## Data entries
####################

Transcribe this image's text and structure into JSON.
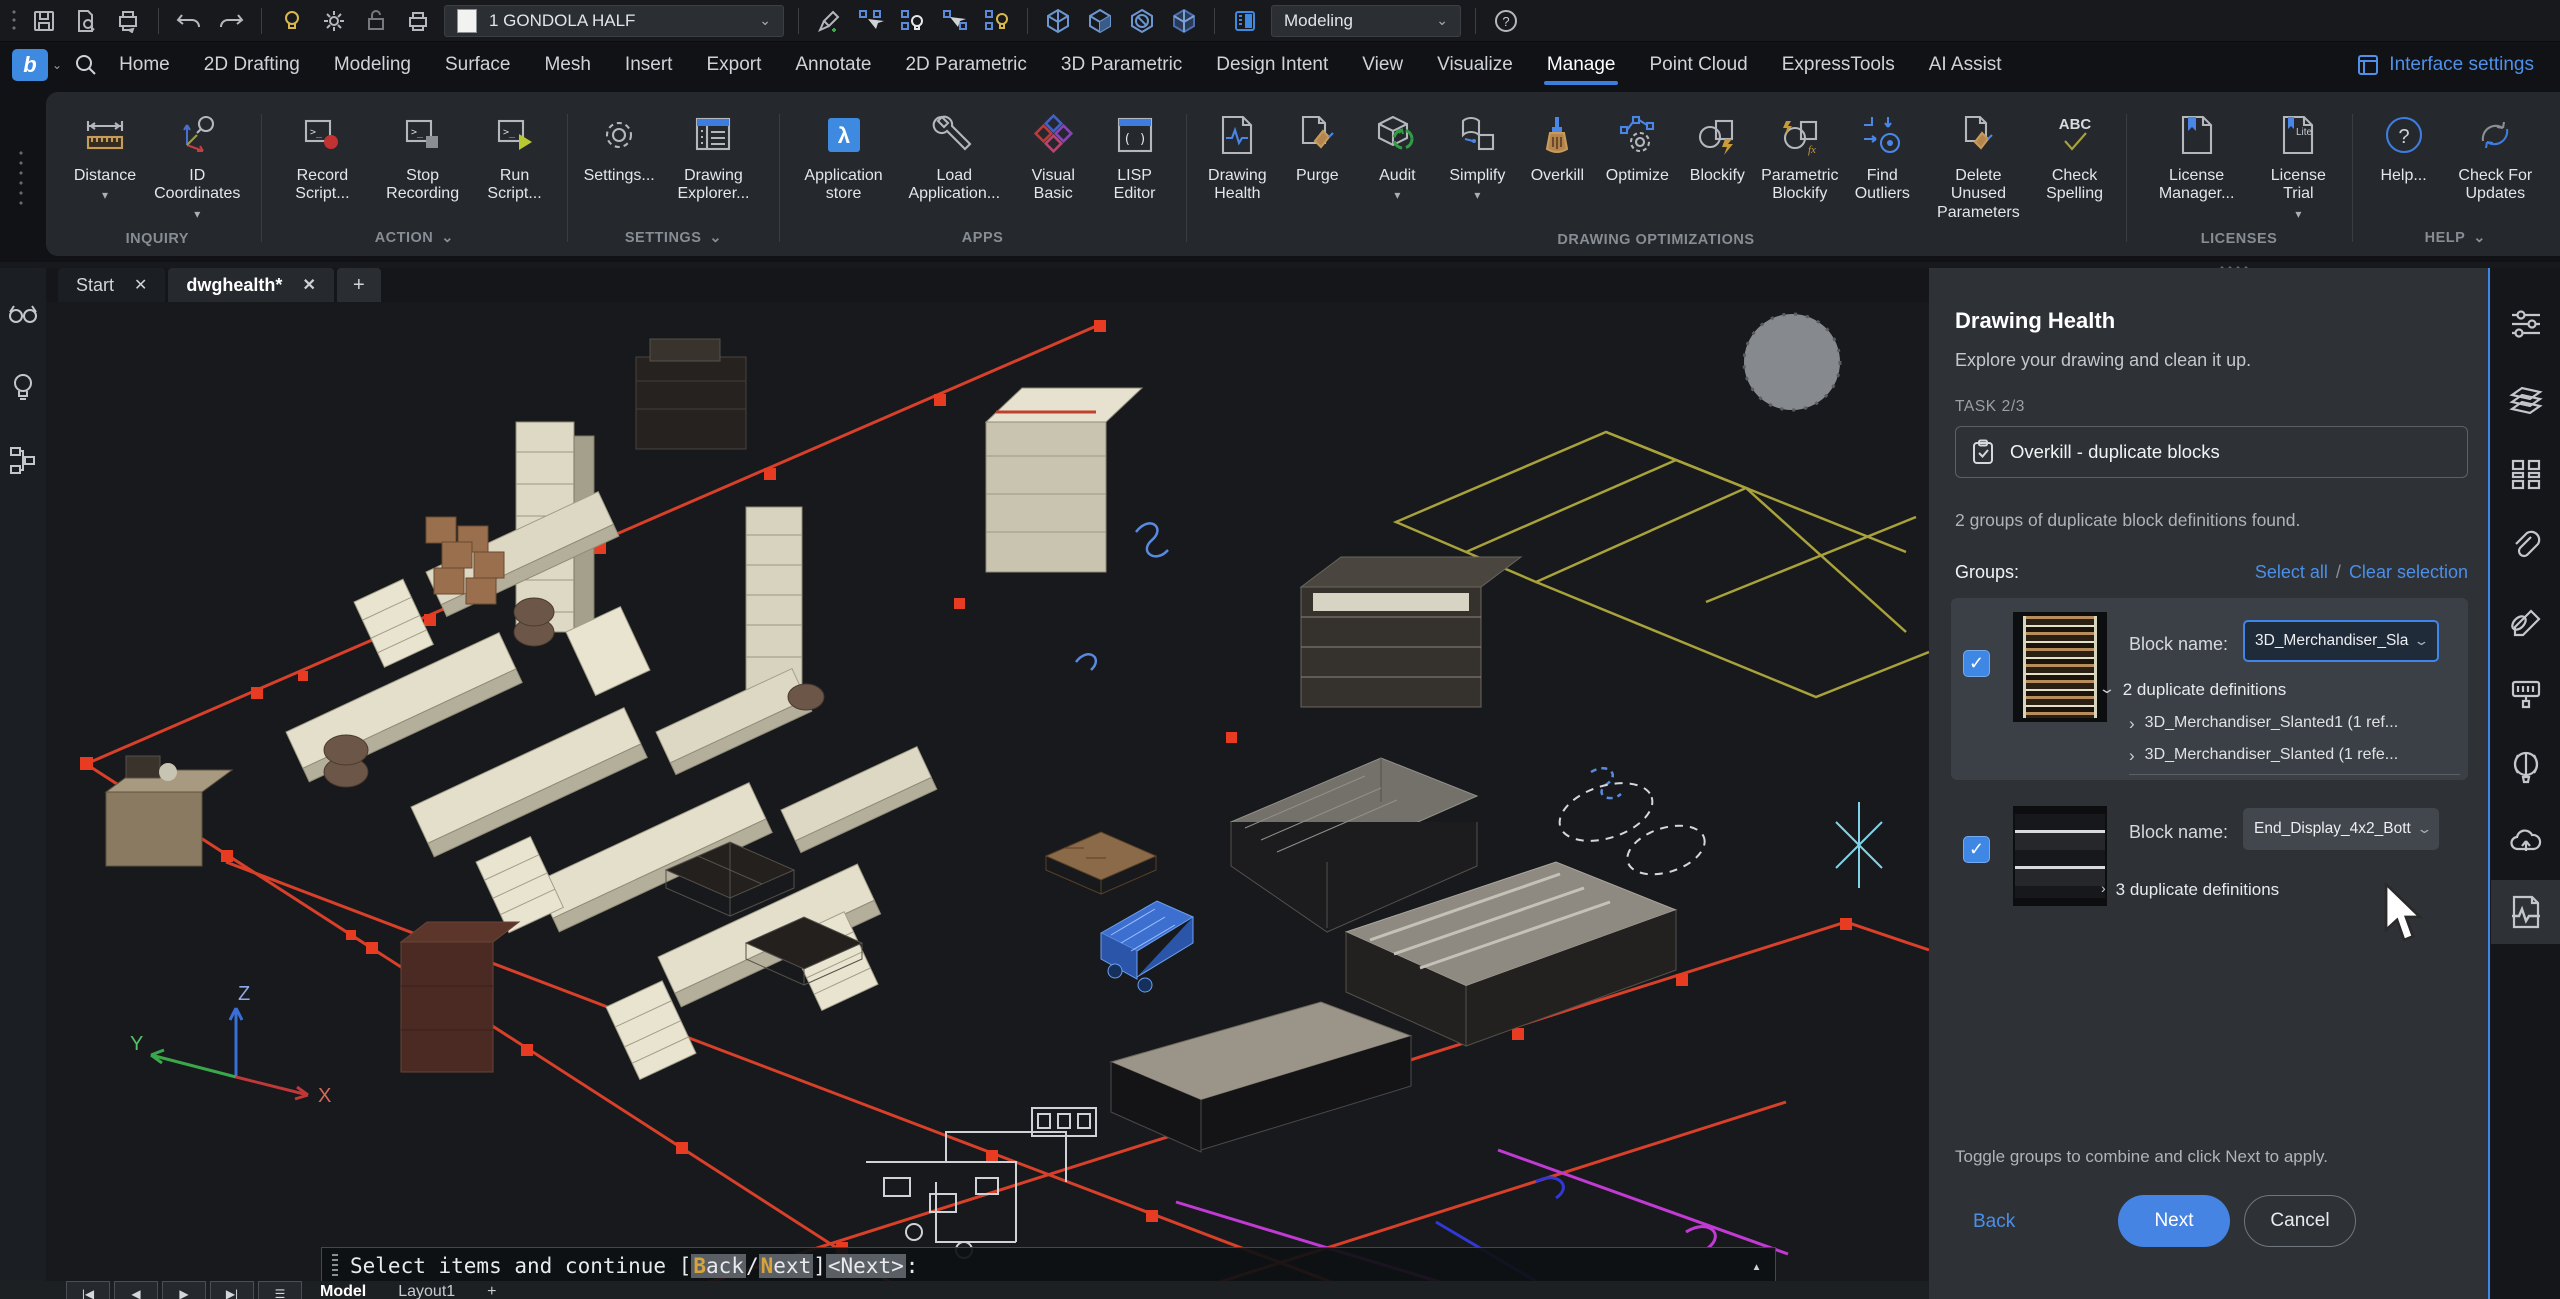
{
  "colors": {
    "accent": "#3d7de5",
    "panel_bg": "#2e3237",
    "canvas_bg": "#17191c",
    "primary_button": "#4584e3",
    "command_token_bg": "#5a5f66",
    "command_initial": "#d7a43c"
  },
  "icons": {
    "dropdown": "▾",
    "chevron_down": "⌄",
    "caret_right": "›",
    "close": "✕",
    "plus": "+",
    "help": "?",
    "check": "✓",
    "expand_up": "▴",
    "nav_first": "|◀",
    "nav_prev": "◀",
    "nav_next": "▶",
    "nav_last": "▶|",
    "list": "☰",
    "terminal_prompt": ">_",
    "lisp_parens": "( )",
    "abc_label": "ABC",
    "lite_label": "Lite",
    "app_logo": "λ",
    "logo_letter": "b"
  },
  "qat": {
    "layer_value": "1 GONDOLA HALF",
    "workspace_value": "Modeling"
  },
  "menu": {
    "tabs": [
      {
        "label": "Home"
      },
      {
        "label": "2D Drafting"
      },
      {
        "label": "Modeling"
      },
      {
        "label": "Surface"
      },
      {
        "label": "Mesh"
      },
      {
        "label": "Insert"
      },
      {
        "label": "Export"
      },
      {
        "label": "Annotate"
      },
      {
        "label": "2D Parametric"
      },
      {
        "label": "3D Parametric"
      },
      {
        "label": "Design Intent"
      },
      {
        "label": "View"
      },
      {
        "label": "Visualize"
      },
      {
        "label": "Manage"
      },
      {
        "label": "Point Cloud"
      },
      {
        "label": "ExpressTools"
      },
      {
        "label": "AI Assist"
      }
    ],
    "active_tab": "Manage",
    "interface_settings": "Interface settings"
  },
  "ribbon": {
    "groups": [
      {
        "label": "INQUIRY",
        "buttons": [
          {
            "label": "Distance"
          },
          {
            "label": "ID Coordinates"
          }
        ]
      },
      {
        "label": "ACTION",
        "buttons": [
          {
            "label": "Record Script..."
          },
          {
            "label": "Stop Recording"
          },
          {
            "label": "Run Script..."
          }
        ]
      },
      {
        "label": "SETTINGS",
        "buttons": [
          {
            "label": "Settings..."
          },
          {
            "label": "Drawing Explorer..."
          }
        ]
      },
      {
        "label": "APPS",
        "buttons": [
          {
            "label": "Application store"
          },
          {
            "label": "Load Application..."
          },
          {
            "label": "Visual Basic"
          },
          {
            "label": "LISP Editor"
          }
        ]
      },
      {
        "label": "DRAWING OPTIMIZATIONS",
        "buttons": [
          {
            "label": "Drawing Health"
          },
          {
            "label": "Purge"
          },
          {
            "label": "Audit"
          },
          {
            "label": "Simplify"
          },
          {
            "label": "Overkill"
          },
          {
            "label": "Optimize"
          },
          {
            "label": "Blockify"
          },
          {
            "label": "Parametric Blockify"
          },
          {
            "label": "Find Outliers"
          },
          {
            "label": "Delete Unused Parameters"
          },
          {
            "label": "Check Spelling"
          }
        ]
      },
      {
        "label": "LICENSES",
        "buttons": [
          {
            "label": "License Manager..."
          },
          {
            "label": "License Trial"
          }
        ]
      },
      {
        "label": "HELP",
        "buttons": [
          {
            "label": "Help..."
          },
          {
            "label": "Check For Updates"
          }
        ]
      }
    ]
  },
  "doc_tabs": {
    "tabs": [
      {
        "label": "Start"
      },
      {
        "label": "dwghealth*"
      }
    ],
    "add": "+"
  },
  "panel": {
    "title": "Drawing Health",
    "subtitle": "Explore your drawing and clean it up.",
    "task_label": "TASK 2/3",
    "task_card": "Overkill - duplicate blocks",
    "result_text": "2 groups of duplicate block definitions found.",
    "groups_label": "Groups:",
    "select_all": "Select all",
    "link_separator": "/",
    "clear_selection": "Clear selection",
    "groups": [
      {
        "block_name_label": "Block name:",
        "block_name": "3D_Merchandiser_Sla",
        "summary": "2 duplicate definitions",
        "children": [
          "3D_Merchandiser_Slanted1 (1 ref...",
          "3D_Merchandiser_Slanted (1 refe..."
        ]
      },
      {
        "block_name_label": "Block name:",
        "block_name": "End_Display_4x2_Bott",
        "summary": "3 duplicate definitions"
      }
    ],
    "footer_hint": "Toggle groups to combine and click Next to apply.",
    "back": "Back",
    "next": "Next",
    "cancel": "Cancel"
  },
  "command": {
    "prompt_prefix": "Select items and continue [",
    "option1_initial": "B",
    "option1_rest": "ack",
    "option_divider": "/",
    "option2_initial": "N",
    "option2_rest": "ext",
    "suffix_mid": "] ",
    "default_option": "<Next>",
    "suffix_end": ":"
  },
  "statusbar": {
    "model": "Model",
    "layout": "Layout1",
    "add_layout": "+"
  },
  "canvas": {
    "ucs_x": "X",
    "ucs_y": "Y",
    "ucs_z": "Z"
  }
}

####################

## CHALLENGE
Which lines hold the string "Overkill"? Copy all of them from the data above.

## TASK RESPONSE
            "label": "Overkill"
    "task_card": "Overkill - duplicate blocks",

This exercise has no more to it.